** Prompt **
Report how many lines below contain the string "Temperature", treating uppercase and lowercase as different, and give only the number.

# # # # #

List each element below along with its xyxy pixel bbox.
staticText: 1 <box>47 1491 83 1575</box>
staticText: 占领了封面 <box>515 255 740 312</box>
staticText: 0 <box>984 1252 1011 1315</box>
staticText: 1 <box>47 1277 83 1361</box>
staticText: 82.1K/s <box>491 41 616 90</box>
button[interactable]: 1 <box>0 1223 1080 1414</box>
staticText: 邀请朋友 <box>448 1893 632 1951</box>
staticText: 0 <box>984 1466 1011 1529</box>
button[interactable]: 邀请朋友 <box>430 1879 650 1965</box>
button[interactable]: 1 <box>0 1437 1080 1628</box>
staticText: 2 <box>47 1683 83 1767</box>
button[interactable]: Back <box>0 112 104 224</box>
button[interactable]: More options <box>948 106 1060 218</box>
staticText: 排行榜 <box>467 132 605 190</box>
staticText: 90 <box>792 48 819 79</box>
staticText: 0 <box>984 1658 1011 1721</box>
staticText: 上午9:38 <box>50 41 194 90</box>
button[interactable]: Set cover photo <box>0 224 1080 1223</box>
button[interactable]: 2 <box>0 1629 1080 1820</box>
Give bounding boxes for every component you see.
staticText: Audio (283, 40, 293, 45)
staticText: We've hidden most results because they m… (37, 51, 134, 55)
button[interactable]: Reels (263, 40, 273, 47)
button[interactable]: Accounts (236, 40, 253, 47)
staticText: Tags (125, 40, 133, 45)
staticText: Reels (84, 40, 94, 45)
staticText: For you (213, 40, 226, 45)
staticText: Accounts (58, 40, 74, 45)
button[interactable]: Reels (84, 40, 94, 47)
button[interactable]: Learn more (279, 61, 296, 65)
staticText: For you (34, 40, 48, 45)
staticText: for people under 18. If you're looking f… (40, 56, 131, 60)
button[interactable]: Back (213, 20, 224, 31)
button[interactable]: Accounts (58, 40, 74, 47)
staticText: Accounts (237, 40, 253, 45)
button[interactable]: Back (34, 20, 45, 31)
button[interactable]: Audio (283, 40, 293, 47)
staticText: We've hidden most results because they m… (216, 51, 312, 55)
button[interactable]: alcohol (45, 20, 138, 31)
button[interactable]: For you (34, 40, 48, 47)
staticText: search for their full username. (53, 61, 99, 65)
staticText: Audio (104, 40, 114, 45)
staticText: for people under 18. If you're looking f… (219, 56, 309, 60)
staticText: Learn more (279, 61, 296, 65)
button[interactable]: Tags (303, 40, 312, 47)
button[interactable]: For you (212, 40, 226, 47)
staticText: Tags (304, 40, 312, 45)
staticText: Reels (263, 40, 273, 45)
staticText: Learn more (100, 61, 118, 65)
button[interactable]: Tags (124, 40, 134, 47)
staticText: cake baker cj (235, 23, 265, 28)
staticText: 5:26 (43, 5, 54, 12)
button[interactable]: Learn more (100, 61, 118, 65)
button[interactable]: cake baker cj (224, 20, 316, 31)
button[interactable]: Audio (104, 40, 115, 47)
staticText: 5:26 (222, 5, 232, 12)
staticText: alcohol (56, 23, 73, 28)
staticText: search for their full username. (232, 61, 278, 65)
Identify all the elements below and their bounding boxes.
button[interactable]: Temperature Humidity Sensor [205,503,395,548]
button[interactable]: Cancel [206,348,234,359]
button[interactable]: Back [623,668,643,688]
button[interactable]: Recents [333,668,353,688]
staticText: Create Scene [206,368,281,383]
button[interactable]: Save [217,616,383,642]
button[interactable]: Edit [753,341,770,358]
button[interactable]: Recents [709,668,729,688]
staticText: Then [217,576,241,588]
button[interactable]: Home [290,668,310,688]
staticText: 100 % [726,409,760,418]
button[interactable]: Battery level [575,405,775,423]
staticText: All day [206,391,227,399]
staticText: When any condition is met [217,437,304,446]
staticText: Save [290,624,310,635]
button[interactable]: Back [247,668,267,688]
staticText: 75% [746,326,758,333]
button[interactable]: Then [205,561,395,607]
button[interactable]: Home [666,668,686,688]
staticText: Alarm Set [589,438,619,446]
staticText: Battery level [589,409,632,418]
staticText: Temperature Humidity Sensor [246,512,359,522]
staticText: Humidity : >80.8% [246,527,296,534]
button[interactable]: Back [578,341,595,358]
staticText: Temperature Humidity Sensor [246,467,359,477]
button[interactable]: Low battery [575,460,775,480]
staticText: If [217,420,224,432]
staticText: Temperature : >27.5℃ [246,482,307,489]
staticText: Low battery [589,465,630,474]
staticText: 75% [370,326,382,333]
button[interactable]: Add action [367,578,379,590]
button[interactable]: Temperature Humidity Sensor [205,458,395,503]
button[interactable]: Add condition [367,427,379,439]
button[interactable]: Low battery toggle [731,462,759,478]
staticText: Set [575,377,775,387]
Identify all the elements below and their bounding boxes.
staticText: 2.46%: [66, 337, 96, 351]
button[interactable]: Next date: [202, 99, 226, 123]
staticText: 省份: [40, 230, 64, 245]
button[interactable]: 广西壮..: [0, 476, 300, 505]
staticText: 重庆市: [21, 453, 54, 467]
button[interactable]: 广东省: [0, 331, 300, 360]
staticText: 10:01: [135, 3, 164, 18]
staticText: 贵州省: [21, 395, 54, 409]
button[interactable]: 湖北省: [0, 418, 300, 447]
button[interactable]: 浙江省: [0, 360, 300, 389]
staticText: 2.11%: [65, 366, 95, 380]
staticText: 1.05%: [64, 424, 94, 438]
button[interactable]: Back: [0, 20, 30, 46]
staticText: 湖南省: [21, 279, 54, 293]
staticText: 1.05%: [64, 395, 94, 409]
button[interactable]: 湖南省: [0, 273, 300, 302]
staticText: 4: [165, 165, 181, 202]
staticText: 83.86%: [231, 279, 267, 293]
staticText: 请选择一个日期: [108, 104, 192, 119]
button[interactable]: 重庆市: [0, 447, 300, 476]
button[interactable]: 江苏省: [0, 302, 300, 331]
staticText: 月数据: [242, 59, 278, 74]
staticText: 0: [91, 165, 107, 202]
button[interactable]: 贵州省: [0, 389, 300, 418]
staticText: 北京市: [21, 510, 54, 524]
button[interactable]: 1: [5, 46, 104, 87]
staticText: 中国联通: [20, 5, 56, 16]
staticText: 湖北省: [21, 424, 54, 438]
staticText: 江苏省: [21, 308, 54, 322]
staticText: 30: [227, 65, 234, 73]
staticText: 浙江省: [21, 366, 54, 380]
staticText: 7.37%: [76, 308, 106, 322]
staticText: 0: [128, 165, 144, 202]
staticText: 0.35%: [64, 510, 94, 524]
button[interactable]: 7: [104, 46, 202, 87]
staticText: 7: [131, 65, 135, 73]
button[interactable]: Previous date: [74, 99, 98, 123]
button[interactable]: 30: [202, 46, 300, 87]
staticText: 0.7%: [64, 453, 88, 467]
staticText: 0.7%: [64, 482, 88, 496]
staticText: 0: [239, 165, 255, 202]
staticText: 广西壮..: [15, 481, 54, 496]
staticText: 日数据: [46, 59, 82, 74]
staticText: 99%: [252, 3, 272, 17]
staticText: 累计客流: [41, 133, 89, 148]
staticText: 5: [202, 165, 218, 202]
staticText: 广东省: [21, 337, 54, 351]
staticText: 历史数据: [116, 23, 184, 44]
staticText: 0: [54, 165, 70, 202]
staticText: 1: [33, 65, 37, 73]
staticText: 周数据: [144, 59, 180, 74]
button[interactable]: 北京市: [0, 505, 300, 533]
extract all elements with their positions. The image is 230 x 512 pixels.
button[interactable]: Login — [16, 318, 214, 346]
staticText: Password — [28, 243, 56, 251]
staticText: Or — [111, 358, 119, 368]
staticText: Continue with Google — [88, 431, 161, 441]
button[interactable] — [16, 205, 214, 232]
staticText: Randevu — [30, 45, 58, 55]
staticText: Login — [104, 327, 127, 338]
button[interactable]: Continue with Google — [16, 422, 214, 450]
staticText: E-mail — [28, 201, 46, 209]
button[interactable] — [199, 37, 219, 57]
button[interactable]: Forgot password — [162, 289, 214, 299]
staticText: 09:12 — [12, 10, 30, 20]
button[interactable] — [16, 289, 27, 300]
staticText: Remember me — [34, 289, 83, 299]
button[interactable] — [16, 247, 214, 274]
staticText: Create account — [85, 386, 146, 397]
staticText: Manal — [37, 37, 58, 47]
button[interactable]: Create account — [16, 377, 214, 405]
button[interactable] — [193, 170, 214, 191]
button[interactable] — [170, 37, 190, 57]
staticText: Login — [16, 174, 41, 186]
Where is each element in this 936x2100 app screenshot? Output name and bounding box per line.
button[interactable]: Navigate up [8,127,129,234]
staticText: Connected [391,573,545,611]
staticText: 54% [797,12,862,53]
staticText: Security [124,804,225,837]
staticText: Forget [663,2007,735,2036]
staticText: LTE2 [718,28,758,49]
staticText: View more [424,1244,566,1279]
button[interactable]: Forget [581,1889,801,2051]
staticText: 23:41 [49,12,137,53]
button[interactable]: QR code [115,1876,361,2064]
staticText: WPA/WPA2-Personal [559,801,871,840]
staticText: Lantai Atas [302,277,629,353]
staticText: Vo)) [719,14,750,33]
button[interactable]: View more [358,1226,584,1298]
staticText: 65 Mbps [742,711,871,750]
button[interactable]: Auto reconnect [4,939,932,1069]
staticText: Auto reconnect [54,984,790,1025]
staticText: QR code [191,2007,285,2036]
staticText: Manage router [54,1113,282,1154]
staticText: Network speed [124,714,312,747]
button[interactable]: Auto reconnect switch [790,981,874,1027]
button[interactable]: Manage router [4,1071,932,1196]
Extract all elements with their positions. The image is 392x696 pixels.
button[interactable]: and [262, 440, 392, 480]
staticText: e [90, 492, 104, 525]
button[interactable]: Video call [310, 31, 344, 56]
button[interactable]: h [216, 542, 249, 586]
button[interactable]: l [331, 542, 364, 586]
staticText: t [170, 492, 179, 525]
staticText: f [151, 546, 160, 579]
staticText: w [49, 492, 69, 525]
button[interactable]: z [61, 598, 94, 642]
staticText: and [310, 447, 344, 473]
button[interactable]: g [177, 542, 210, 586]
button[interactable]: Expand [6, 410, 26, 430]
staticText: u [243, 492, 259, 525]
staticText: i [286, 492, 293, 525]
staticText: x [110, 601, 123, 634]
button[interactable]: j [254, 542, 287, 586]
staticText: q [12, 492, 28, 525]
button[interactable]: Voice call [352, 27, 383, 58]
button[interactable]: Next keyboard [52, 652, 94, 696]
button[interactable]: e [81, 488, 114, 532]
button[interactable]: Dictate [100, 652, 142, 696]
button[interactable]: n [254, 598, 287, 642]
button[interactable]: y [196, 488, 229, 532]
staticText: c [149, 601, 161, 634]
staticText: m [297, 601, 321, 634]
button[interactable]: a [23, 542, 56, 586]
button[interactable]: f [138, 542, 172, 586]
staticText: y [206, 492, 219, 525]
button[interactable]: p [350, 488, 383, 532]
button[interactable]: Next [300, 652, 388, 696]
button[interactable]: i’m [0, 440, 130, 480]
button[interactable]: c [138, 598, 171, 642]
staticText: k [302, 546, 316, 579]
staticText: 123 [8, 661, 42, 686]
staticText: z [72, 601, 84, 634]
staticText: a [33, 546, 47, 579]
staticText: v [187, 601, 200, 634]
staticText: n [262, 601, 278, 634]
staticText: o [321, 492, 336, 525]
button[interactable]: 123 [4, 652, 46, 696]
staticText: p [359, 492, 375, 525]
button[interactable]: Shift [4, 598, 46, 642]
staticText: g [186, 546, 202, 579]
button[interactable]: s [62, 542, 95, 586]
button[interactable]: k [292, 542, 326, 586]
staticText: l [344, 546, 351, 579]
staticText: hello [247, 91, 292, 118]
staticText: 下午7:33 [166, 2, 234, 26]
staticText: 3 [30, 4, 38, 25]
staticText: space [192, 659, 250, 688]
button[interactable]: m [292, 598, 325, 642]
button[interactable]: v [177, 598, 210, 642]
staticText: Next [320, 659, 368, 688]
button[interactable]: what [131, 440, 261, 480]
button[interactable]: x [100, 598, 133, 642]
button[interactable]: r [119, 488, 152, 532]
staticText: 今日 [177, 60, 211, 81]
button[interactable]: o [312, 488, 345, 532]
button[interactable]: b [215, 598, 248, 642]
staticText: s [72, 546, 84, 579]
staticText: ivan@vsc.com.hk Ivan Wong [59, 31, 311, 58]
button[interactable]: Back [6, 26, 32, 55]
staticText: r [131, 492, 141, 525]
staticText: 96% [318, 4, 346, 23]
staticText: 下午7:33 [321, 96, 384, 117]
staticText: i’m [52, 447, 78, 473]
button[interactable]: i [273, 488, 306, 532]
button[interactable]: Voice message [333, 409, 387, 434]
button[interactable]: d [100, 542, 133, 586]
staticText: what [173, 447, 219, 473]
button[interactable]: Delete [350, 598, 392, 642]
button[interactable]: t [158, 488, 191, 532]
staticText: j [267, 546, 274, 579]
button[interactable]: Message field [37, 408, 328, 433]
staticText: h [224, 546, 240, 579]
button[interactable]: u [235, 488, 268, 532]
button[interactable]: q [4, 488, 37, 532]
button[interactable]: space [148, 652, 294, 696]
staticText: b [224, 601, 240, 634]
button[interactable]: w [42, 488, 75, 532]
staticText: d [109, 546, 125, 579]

# # # # #

** Response **
5